#### Exercise goal
Copy every line of the material below word for word.

Entries taken from a collection:
* * * * *

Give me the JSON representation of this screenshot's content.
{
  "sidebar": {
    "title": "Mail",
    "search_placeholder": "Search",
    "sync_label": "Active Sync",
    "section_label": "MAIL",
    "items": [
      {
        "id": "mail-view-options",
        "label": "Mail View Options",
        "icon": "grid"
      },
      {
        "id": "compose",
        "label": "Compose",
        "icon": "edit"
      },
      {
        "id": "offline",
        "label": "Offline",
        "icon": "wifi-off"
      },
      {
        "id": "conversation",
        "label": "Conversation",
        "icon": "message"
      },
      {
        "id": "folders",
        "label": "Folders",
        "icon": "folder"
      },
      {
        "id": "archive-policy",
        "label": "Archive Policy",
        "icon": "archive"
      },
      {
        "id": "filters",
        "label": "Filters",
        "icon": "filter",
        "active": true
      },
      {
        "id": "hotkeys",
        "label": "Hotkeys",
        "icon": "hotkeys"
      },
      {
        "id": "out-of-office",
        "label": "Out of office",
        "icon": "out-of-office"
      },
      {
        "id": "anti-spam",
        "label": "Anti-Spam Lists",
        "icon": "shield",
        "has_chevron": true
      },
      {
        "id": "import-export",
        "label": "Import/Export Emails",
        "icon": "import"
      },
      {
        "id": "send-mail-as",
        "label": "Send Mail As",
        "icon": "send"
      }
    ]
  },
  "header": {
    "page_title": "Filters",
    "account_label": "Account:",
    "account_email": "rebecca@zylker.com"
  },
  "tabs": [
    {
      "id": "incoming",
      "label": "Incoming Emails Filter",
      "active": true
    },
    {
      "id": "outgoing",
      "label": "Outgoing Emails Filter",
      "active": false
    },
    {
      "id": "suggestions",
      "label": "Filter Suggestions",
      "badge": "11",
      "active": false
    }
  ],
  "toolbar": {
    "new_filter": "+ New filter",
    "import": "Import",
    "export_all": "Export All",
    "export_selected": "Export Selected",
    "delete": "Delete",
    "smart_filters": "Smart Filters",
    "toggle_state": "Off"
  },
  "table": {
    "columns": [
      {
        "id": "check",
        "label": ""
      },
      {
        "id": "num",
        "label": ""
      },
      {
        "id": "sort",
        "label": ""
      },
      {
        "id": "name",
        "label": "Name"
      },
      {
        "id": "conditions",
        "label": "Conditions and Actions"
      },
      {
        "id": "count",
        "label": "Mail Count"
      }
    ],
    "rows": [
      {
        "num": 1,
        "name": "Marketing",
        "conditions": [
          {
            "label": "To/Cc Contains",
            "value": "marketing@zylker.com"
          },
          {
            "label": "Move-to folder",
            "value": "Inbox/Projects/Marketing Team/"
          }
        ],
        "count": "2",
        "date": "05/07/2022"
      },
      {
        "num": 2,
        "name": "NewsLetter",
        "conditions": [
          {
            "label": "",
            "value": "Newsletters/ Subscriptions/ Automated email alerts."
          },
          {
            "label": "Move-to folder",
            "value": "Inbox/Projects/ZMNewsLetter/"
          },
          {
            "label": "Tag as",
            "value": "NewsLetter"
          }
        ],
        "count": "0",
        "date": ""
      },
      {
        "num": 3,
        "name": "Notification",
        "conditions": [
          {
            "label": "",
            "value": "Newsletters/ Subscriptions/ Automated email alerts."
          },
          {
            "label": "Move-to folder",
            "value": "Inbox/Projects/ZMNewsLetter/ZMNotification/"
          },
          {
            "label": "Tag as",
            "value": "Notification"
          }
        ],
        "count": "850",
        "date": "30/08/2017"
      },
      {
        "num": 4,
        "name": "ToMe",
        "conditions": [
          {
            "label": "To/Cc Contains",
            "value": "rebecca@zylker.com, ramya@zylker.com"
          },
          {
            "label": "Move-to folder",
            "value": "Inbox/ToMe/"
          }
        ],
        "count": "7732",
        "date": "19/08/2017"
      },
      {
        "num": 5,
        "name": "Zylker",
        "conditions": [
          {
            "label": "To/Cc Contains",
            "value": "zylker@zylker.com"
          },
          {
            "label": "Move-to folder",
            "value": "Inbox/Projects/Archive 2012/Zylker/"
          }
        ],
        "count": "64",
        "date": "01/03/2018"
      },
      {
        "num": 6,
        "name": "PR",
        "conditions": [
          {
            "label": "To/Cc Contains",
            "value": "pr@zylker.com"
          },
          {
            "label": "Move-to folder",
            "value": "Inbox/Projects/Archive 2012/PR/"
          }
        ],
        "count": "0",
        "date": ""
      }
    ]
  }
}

* * * * *

#### Task output
Give me the JSON representation of this screenshot's content.
{
  "sidebar": {
    "title": "Mail",
    "search_placeholder": "Search",
    "sync_label": "Active Sync",
    "section_label": "MAIL",
    "items": [
      {
        "id": "mail-view-options",
        "label": "Mail View Options",
        "icon": "grid"
      },
      {
        "id": "compose",
        "label": "Compose",
        "icon": "edit"
      },
      {
        "id": "offline",
        "label": "Offline",
        "icon": "wifi-off"
      },
      {
        "id": "conversation",
        "label": "Conversation",
        "icon": "message"
      },
      {
        "id": "folders",
        "label": "Folders",
        "icon": "folder"
      },
      {
        "id": "archive-policy",
        "label": "Archive Policy",
        "icon": "archive"
      },
      {
        "id": "filters",
        "label": "Filters",
        "icon": "filter",
        "active": true
      },
      {
        "id": "hotkeys",
        "label": "Hotkeys",
        "icon": "hotkeys"
      },
      {
        "id": "out-of-office",
        "label": "Out of office",
        "icon": "out-of-office"
      },
      {
        "id": "anti-spam",
        "label": "Anti-Spam Lists",
        "icon": "shield",
        "has_chevron": true
      },
      {
        "id": "import-export",
        "label": "Import/Export Emails",
        "icon": "import"
      },
      {
        "id": "send-mail-as",
        "label": "Send Mail As",
        "icon": "send"
      }
    ]
  },
  "header": {
    "page_title": "Filters",
    "account_label": "Account:",
    "account_email": "rebecca@zylker.com"
  },
  "tabs": [
    {
      "id": "incoming",
      "label": "Incoming Emails Filter",
      "active": true
    },
    {
      "id": "outgoing",
      "label": "Outgoing Emails Filter",
      "active": false
    },
    {
      "id": "suggestions",
      "label": "Filter Suggestions",
      "badge": "11",
      "active": false
    }
  ],
  "toolbar": {
    "new_filter": "+ New filter",
    "import": "Import",
    "export_all": "Export All",
    "export_selected": "Export Selected",
    "delete": "Delete",
    "smart_filters": "Smart Filters",
    "toggle_state": "Off"
  },
  "table": {
    "columns": [
      {
        "id": "check",
        "label": ""
      },
      {
        "id": "num",
        "label": ""
      },
      {
        "id": "sort",
        "label": ""
      },
      {
        "id": "name",
        "label": "Name"
      },
      {
        "id": "conditions",
        "label": "Conditions and Actions"
      },
      {
        "id": "count",
        "label": "Mail Count"
      }
    ],
    "rows": [
      {
        "num": 1,
        "name": "Marketing",
        "conditions": [
          {
            "label": "To/Cc Contains",
            "value": "marketing@zylker.com"
          },
          {
            "label": "Move-to folder",
            "value": "Inbox/Projects/Marketing Team/"
          }
        ],
        "count": "2",
        "date": "05/07/2022"
      },
      {
        "num": 2,
        "name": "NewsLetter",
        "conditions": [
          {
            "label": "",
            "value": "Newsletters/ Subscriptions/ Automated email alerts."
          },
          {
            "label": "Move-to folder",
            "value": "Inbox/Projects/ZMNewsLetter/"
          },
          {
            "label": "Tag as",
            "value": "NewsLetter"
          }
        ],
        "count": "0",
        "date": ""
      },
      {
        "num": 3,
        "name": "Notification",
        "conditions": [
          {
            "label": "",
            "value": "Newsletters/ Subscriptions/ Automated email alerts."
          },
          {
            "label": "Move-to folder",
            "value": "Inbox/Projects/ZMNewsLetter/ZMNotification/"
          },
          {
            "label": "Tag as",
            "value": "Notification"
          }
        ],
        "count": "850",
        "date": "30/08/2017"
      },
      {
        "num": 4,
        "name": "ToMe",
        "conditions": [
          {
            "label": "To/Cc Contains",
            "value": "rebecca@zylker.com, ramya@zylker.com"
          },
          {
            "label": "Move-to folder",
            "value": "Inbox/ToMe/"
          }
        ],
        "count": "7732",
        "date": "19/08/2017"
      },
      {
        "num": 5,
        "name": "Zylker",
        "conditions": [
          {
            "label": "To/Cc Contains",
            "value": "zylker@zylker.com"
          },
          {
            "label": "Move-to folder",
            "value": "Inbox/Projects/Archive 2012/Zylker/"
          }
        ],
        "count": "64",
        "date": "01/03/2018"
      },
      {
        "num": 6,
        "name": "PR",
        "conditions": [
          {
            "label": "To/Cc Contains",
            "value": "pr@zylker.com"
          },
          {
            "label": "Move-to folder",
            "value": "Inbox/Projects/Archive 2012/PR/"
          }
        ],
        "count": "0",
        "date": ""
      }
    ]
  }
}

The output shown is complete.